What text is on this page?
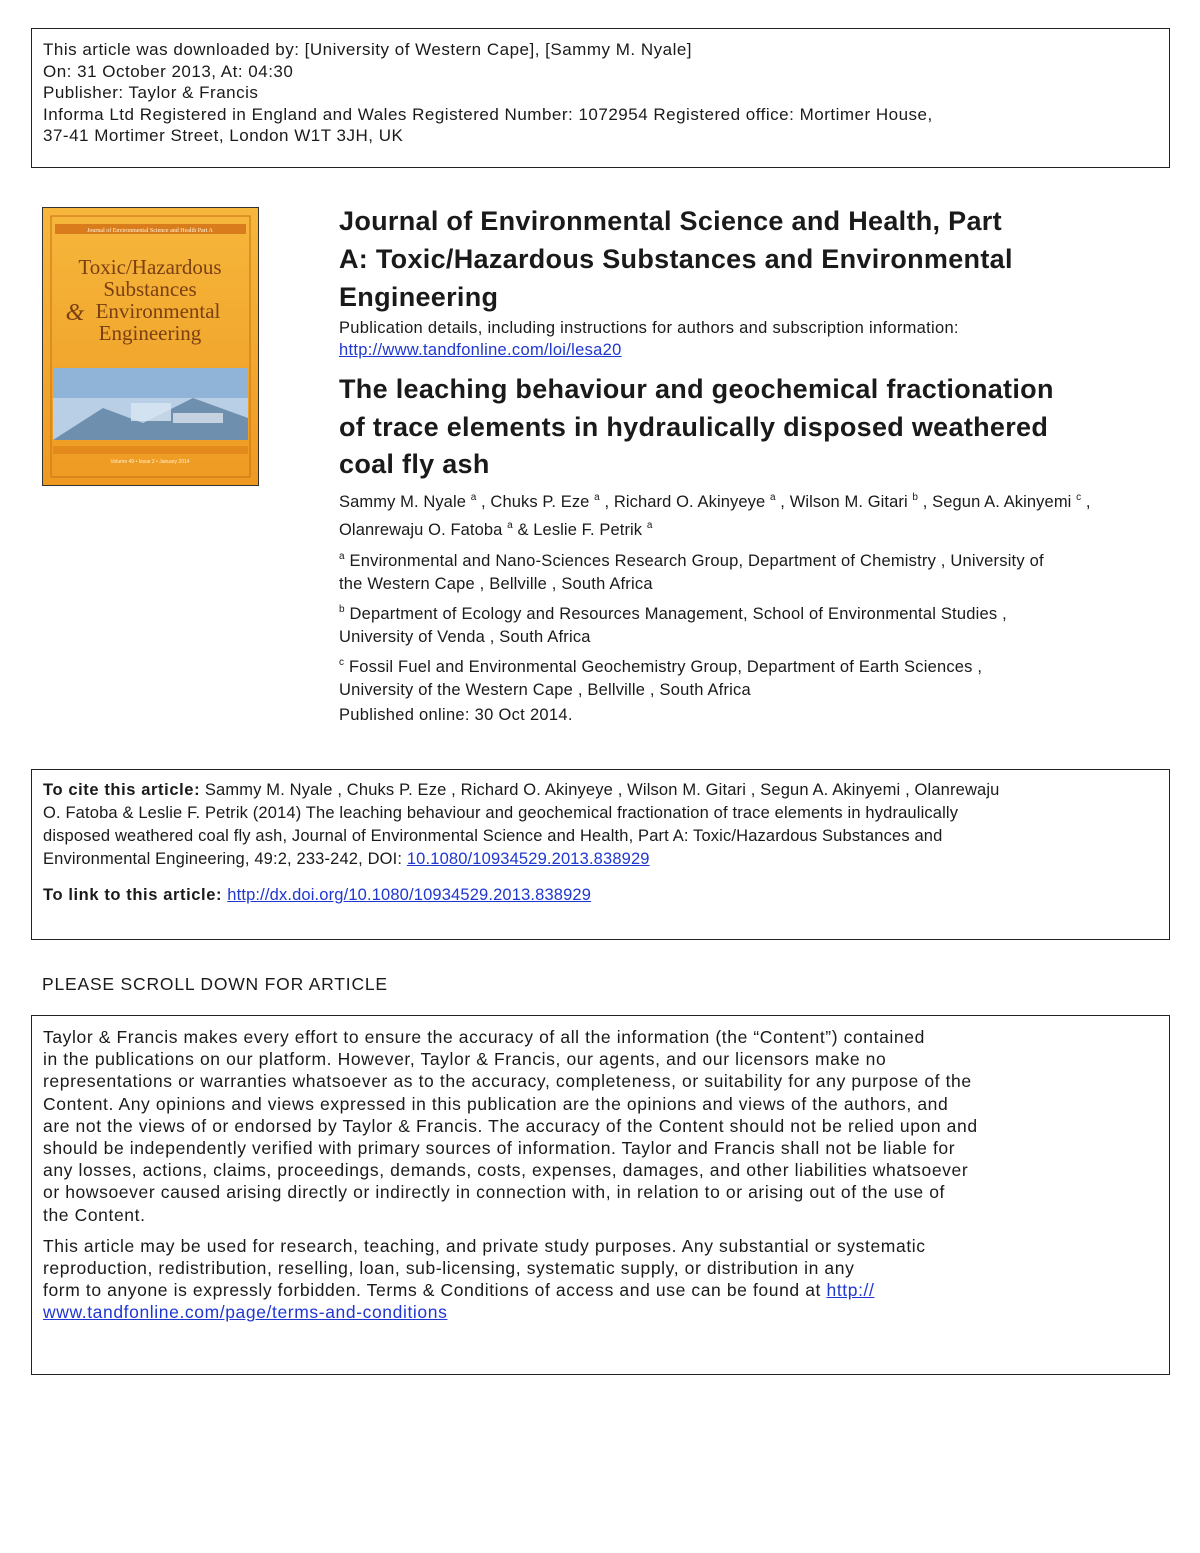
This article was downloaded by: [University of Western Cape], [Sammy M. Nyale]
On: 31 October 2013, At: 04:30
Publisher: Taylor & Francis
Informa Ltd Registered in England and Wales Registered Number: 1072954 Registered office: Mortimer House,
37-41 Mortimer Street, London W1T 3JH, UK
Journal of Environmental Science and Health Part A
Toxic/Hazardous
Substances
& Environmental
Engineering
Volume 49 • Issue 2 • January 2014
Journal of Environmental Science and Health, Part
A: Toxic/Hazardous Substances and Environmental
Engineering
Publication details, including instructions for authors and subscription information:
http://www.tandfonline.com/loi/lesa20
The leaching behaviour and geochemical fractionation
of trace elements in hydraulically disposed weathered
coal fly ash
Sammy M. Nyale $^a$ , Chuks P. Eze $^a$ , Richard O. Akinyeye $^a$ , Wilson M. Gitari $^b$ , Segun A. Akinyemi $^c$ , Olanrewaju O. Fatoba $^a$ & Leslie F. Petrik $^a$
$^a$ Environmental and Nano-Sciences Research Group, Department of Chemistry , University of
the Western Cape , Bellville , South Africa
$^b$ Department of Ecology and Resources Management, School of Environmental Studies ,
University of Venda , South Africa
$^c$ Fossil Fuel and Environmental Geochemistry Group, Department of Earth Sciences ,
University of the Western Cape , Bellville , South Africa
Published online: 30 Oct 2014.

To cite this article: Sammy M. Nyale , Chuks P. Eze , Richard O. Akinyeye , Wilson M. Gitari , Segun A. Akinyemi , Olanrewaju
O. Fatoba & Leslie F. Petrik (2014) The leaching behaviour and geochemical fractionation of trace elements in hydraulically
disposed weathered coal fly ash, Journal of Environmental Science and Health, Part A: Toxic/Hazardous Substances and
Environmental Engineering, 49:2, 233-242, DOI: 10.1080/10934529.2013.838929

To link to this article: http://dx.doi.org/10.1080/10934529.2013.838929

PLEASE SCROLL DOWN FOR ARTICLE

Taylor & Francis makes every effort to ensure the accuracy of all the information (the “Content”) contained
in the publications on our platform. However, Taylor & Francis, our agents, and our licensors make no
representations or warranties whatsoever as to the accuracy, completeness, or suitability for any purpose of the
Content. Any opinions and views expressed in this publication are the opinions and views of the authors, and
are not the views of or endorsed by Taylor & Francis. The accuracy of the Content should not be relied upon and
should be independently verified with primary sources of information. Taylor and Francis shall not be liable for
any losses, actions, claims, proceedings, demands, costs, expenses, damages, and other liabilities whatsoever
or howsoever caused arising directly or indirectly in connection with, in relation to or arising out of the use of
the Content.

This article may be used for research, teaching, and private study purposes. Any substantial or systematic
reproduction, redistribution, reselling, loan, sub-licensing, systematic supply, or distribution in any
form to anyone is expressly forbidden. Terms & Conditions of access and use can be found at http://
www.tandfonline.com/page/terms-and-conditions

● ● ● ● ●

STATED TASK = Across the data above, how many lines include the word "systematic"? Give only the count.

RESULT OF THE EXERCISE = 2